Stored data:

- - - - -

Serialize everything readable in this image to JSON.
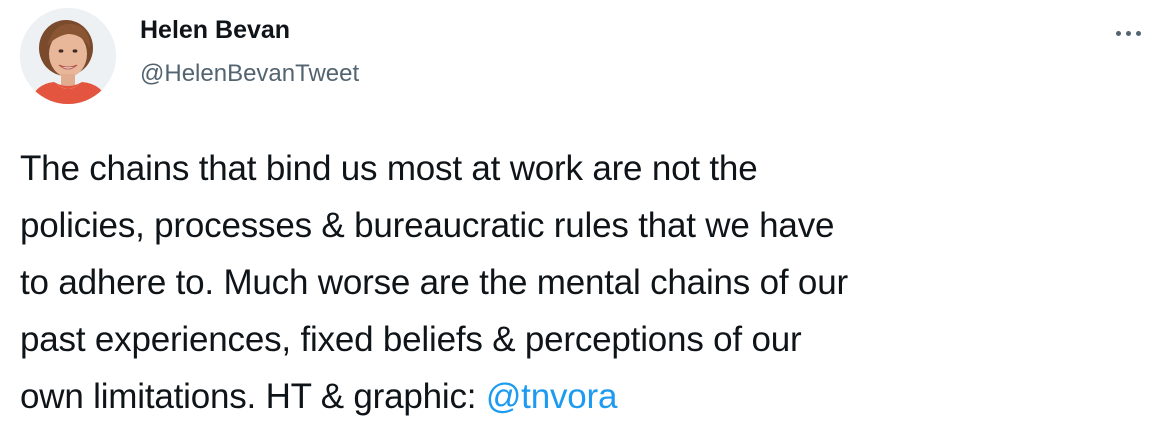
{
  "author": {
    "display_name": "Helen Bevan",
    "handle": "@HelenBevanTweet"
  },
  "more_icon": "more-horizontal-icon",
  "tweet": {
    "lines": [
      "The chains that bind us most at work are not the",
      "policies, processes & bureaucratic rules that we have",
      "to adhere to. Much worse are the mental chains of our",
      "past experiences, fixed beliefs & perceptions of our"
    ],
    "last_line_text": "own limitations. HT & graphic: ",
    "mention": "@tnvora"
  },
  "colors": {
    "text": "#0f1419",
    "secondary": "#536471",
    "link": "#1d9bf0",
    "background": "#ffffff"
  }
}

- - - - -

Problem details: Transcribe the listing in full and omit the pictures.

Problem solution:
Serialize everything readable in this image to JSON.
{
  "author": {
    "display_name": "Helen Bevan",
    "handle": "@HelenBevanTweet"
  },
  "more_icon": "more-horizontal-icon",
  "tweet": {
    "lines": [
      "The chains that bind us most at work are not the",
      "policies, processes & bureaucratic rules that we have",
      "to adhere to. Much worse are the mental chains of our",
      "past experiences, fixed beliefs & perceptions of our"
    ],
    "last_line_text": "own limitations. HT & graphic: ",
    "mention": "@tnvora"
  },
  "colors": {
    "text": "#0f1419",
    "secondary": "#536471",
    "link": "#1d9bf0",
    "background": "#ffffff"
  }
}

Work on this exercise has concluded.